## Short exercise
Check each line of the material below, and copy it if it holds the string "triangle".

## Material supplied

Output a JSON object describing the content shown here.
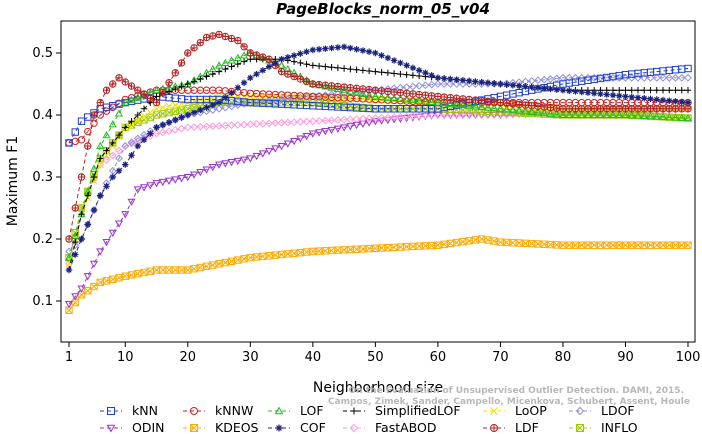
{
  "chart_data": {
    "type": "line",
    "title": "PageBlocks_norm_05_v04",
    "xlabel": "Neighborhood size",
    "ylabel": "Maximum F1",
    "xlim": [
      1,
      100
    ],
    "ylim": [
      0.08,
      0.55
    ],
    "xticks": [
      1,
      10,
      20,
      30,
      40,
      50,
      60,
      70,
      80,
      90,
      100
    ],
    "yticks": [
      0.1,
      0.2,
      0.3,
      0.4,
      0.5
    ],
    "grid": false,
    "legend_position": "bottom",
    "watermark": [
      "Campos, Zimek, Sander, Campello, Micenkova, Schubert, Assent, Houle",
      "On the Evaluation of Unsupervised Outlier Detection. DAMI, 2015."
    ],
    "series": [
      {
        "name": "kNN",
        "color": "#1f3fcf",
        "marker": "square",
        "line": "dash",
        "x": [
          1,
          3,
          6,
          10,
          15,
          20,
          25,
          30,
          40,
          50,
          60,
          70,
          80,
          90,
          100
        ],
        "y": [
          0.355,
          0.39,
          0.41,
          0.42,
          0.43,
          0.425,
          0.425,
          0.42,
          0.415,
          0.41,
          0.41,
          0.43,
          0.45,
          0.465,
          0.475
        ]
      },
      {
        "name": "kNNW",
        "color": "#cc1f1f",
        "marker": "circle",
        "line": "dash",
        "x": [
          1,
          3,
          6,
          10,
          15,
          20,
          25,
          30,
          40,
          50,
          60,
          70,
          80,
          90,
          100
        ],
        "y": [
          0.355,
          0.36,
          0.4,
          0.425,
          0.44,
          0.44,
          0.44,
          0.435,
          0.43,
          0.425,
          0.42,
          0.42,
          0.42,
          0.42,
          0.42
        ]
      },
      {
        "name": "LOF",
        "color": "#22bb22",
        "marker": "triangle-up",
        "line": "dash",
        "x": [
          1,
          3,
          6,
          10,
          15,
          20,
          25,
          30,
          35,
          40,
          50,
          60,
          70,
          80,
          90,
          100
        ],
        "y": [
          0.17,
          0.24,
          0.35,
          0.42,
          0.44,
          0.45,
          0.48,
          0.5,
          0.48,
          0.45,
          0.43,
          0.42,
          0.41,
          0.4,
          0.4,
          0.395
        ]
      },
      {
        "name": "SimplifiedLOF",
        "color": "#000000",
        "marker": "plus",
        "line": "dash",
        "x": [
          1,
          3,
          6,
          10,
          15,
          20,
          25,
          30,
          35,
          40,
          50,
          60,
          70,
          80,
          90,
          100
        ],
        "y": [
          0.15,
          0.24,
          0.33,
          0.38,
          0.43,
          0.45,
          0.47,
          0.49,
          0.49,
          0.48,
          0.47,
          0.46,
          0.45,
          0.44,
          0.44,
          0.44
        ]
      },
      {
        "name": "LoOP",
        "color": "#f0e000",
        "marker": "cross",
        "line": "dash",
        "x": [
          1,
          3,
          6,
          10,
          15,
          20,
          25,
          30,
          40,
          50,
          60,
          70,
          80,
          90,
          100
        ],
        "y": [
          0.16,
          0.24,
          0.32,
          0.38,
          0.41,
          0.42,
          0.43,
          0.43,
          0.43,
          0.425,
          0.42,
          0.415,
          0.41,
          0.41,
          0.41
        ]
      },
      {
        "name": "LDOF",
        "color": "#9090dd",
        "marker": "diamond",
        "line": "dash",
        "x": [
          1,
          3,
          6,
          10,
          15,
          20,
          25,
          30,
          40,
          50,
          60,
          70,
          80,
          90,
          100
        ],
        "y": [
          0.18,
          0.2,
          0.27,
          0.35,
          0.38,
          0.4,
          0.41,
          0.42,
          0.43,
          0.44,
          0.45,
          0.45,
          0.46,
          0.46,
          0.46
        ]
      },
      {
        "name": "ODIN",
        "color": "#9933cc",
        "marker": "triangle-down",
        "line": "dash",
        "x": [
          1,
          3,
          6,
          10,
          12,
          15,
          20,
          25,
          30,
          35,
          40,
          45,
          50,
          60,
          70,
          80,
          90,
          100
        ],
        "y": [
          0.095,
          0.12,
          0.18,
          0.24,
          0.28,
          0.29,
          0.3,
          0.32,
          0.33,
          0.35,
          0.37,
          0.38,
          0.39,
          0.4,
          0.4,
          0.405,
          0.41,
          0.41
        ]
      },
      {
        "name": "KDEOS",
        "color": "#ffaa00",
        "marker": "square-x",
        "line": "dash",
        "x": [
          1,
          3,
          6,
          10,
          15,
          20,
          25,
          30,
          40,
          50,
          60,
          67,
          70,
          80,
          90,
          100
        ],
        "y": [
          0.085,
          0.11,
          0.13,
          0.14,
          0.15,
          0.15,
          0.16,
          0.17,
          0.18,
          0.185,
          0.19,
          0.2,
          0.195,
          0.19,
          0.19,
          0.19
        ]
      },
      {
        "name": "COF",
        "color": "#1a237e",
        "marker": "asterisk",
        "line": "dash",
        "x": [
          1,
          3,
          6,
          8,
          10,
          12,
          15,
          20,
          25,
          30,
          35,
          40,
          45,
          50,
          55,
          60,
          70,
          80,
          90,
          100
        ],
        "y": [
          0.15,
          0.2,
          0.27,
          0.3,
          0.32,
          0.35,
          0.38,
          0.4,
          0.42,
          0.46,
          0.49,
          0.505,
          0.51,
          0.5,
          0.48,
          0.46,
          0.45,
          0.44,
          0.43,
          0.42
        ]
      },
      {
        "name": "FastABOD",
        "color": "#ff99dd",
        "marker": "diamond",
        "line": "dash",
        "x": [
          1,
          3,
          6,
          10,
          15,
          20,
          30,
          40,
          50,
          60,
          70,
          80,
          90,
          100
        ],
        "y": [
          0.16,
          0.25,
          0.32,
          0.35,
          0.37,
          0.38,
          0.385,
          0.39,
          0.395,
          0.4,
          0.4,
          0.405,
          0.405,
          0.41
        ]
      },
      {
        "name": "LDF",
        "color": "#b22222",
        "marker": "circle-plus",
        "line": "dash",
        "x": [
          1,
          3,
          5,
          7,
          9,
          12,
          15,
          20,
          23,
          25,
          28,
          30,
          33,
          35,
          40,
          50,
          60,
          70,
          80,
          90,
          100
        ],
        "y": [
          0.2,
          0.3,
          0.4,
          0.44,
          0.46,
          0.44,
          0.42,
          0.5,
          0.525,
          0.53,
          0.52,
          0.5,
          0.49,
          0.47,
          0.45,
          0.44,
          0.43,
          0.42,
          0.41,
          0.41,
          0.41
        ]
      },
      {
        "name": "INFLO",
        "color": "#99cc00",
        "marker": "square-x",
        "line": "dash",
        "x": [
          1,
          3,
          6,
          10,
          15,
          20,
          25,
          30,
          40,
          50,
          60,
          70,
          80,
          90,
          100
        ],
        "y": [
          0.17,
          0.25,
          0.33,
          0.38,
          0.4,
          0.41,
          0.42,
          0.42,
          0.42,
          0.41,
          0.41,
          0.405,
          0.4,
          0.4,
          0.395
        ]
      }
    ]
  }
}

## Answer to the problem
        "marker": "triangle-up",
        "marker": "triangle-down",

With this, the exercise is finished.